Copy out each line exactly as it appears.
***
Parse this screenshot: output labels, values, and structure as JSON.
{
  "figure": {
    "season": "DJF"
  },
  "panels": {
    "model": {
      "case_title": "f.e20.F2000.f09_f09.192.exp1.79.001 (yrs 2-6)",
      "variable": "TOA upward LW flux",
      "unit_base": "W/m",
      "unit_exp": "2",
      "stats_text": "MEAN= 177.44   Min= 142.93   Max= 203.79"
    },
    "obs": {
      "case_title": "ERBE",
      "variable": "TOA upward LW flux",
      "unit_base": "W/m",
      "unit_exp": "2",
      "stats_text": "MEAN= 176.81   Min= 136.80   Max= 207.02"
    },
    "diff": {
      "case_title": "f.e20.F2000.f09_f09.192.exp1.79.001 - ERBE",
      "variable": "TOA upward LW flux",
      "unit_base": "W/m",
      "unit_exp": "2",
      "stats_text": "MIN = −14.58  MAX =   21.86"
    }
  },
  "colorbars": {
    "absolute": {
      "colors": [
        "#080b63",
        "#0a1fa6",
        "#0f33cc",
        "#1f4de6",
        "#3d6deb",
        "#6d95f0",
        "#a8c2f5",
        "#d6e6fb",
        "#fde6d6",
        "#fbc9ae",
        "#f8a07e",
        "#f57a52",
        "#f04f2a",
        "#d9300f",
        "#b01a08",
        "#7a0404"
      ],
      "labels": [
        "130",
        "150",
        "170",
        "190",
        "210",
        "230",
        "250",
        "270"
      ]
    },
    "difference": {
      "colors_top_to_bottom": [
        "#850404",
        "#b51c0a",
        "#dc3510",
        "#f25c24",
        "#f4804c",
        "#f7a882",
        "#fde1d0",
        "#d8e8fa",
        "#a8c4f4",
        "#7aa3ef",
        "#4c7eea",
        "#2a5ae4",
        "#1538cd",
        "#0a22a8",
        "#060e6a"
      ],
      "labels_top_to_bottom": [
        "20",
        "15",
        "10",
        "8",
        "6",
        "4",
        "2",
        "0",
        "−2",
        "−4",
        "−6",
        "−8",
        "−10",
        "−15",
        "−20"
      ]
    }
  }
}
***
_WORKED ANSWER_.
Parse this screenshot: output labels, values, and structure as JSON.
{
  "figure": {
    "season": "DJF"
  },
  "panels": {
    "model": {
      "case_title": "f.e20.F2000.f09_f09.192.exp1.79.001 (yrs 2-6)",
      "variable": "TOA upward LW flux",
      "unit_base": "W/m",
      "unit_exp": "2",
      "stats_text": "MEAN= 177.44   Min= 142.93   Max= 203.79"
    },
    "obs": {
      "case_title": "ERBE",
      "variable": "TOA upward LW flux",
      "unit_base": "W/m",
      "unit_exp": "2",
      "stats_text": "MEAN= 176.81   Min= 136.80   Max= 207.02"
    },
    "diff": {
      "case_title": "f.e20.F2000.f09_f09.192.exp1.79.001 - ERBE",
      "variable": "TOA upward LW flux",
      "unit_base": "W/m",
      "unit_exp": "2",
      "stats_text": "MIN = −14.58  MAX =   21.86"
    }
  },
  "colorbars": {
    "absolute": {
      "colors": [
        "#080b63",
        "#0a1fa6",
        "#0f33cc",
        "#1f4de6",
        "#3d6deb",
        "#6d95f0",
        "#a8c2f5",
        "#d6e6fb",
        "#fde6d6",
        "#fbc9ae",
        "#f8a07e",
        "#f57a52",
        "#f04f2a",
        "#d9300f",
        "#b01a08",
        "#7a0404"
      ],
      "labels": [
        "130",
        "150",
        "170",
        "190",
        "210",
        "230",
        "250",
        "270"
      ]
    },
    "difference": {
      "colors_top_to_bottom": [
        "#850404",
        "#b51c0a",
        "#dc3510",
        "#f25c24",
        "#f4804c",
        "#f7a882",
        "#fde1d0",
        "#d8e8fa",
        "#a8c4f4",
        "#7aa3ef",
        "#4c7eea",
        "#2a5ae4",
        "#1538cd",
        "#0a22a8",
        "#060e6a"
      ],
      "labels_top_to_bottom": [
        "20",
        "15",
        "10",
        "8",
        "6",
        "4",
        "2",
        "0",
        "−2",
        "−4",
        "−6",
        "−8",
        "−10",
        "−15",
        "−20"
      ]
    }
  }
}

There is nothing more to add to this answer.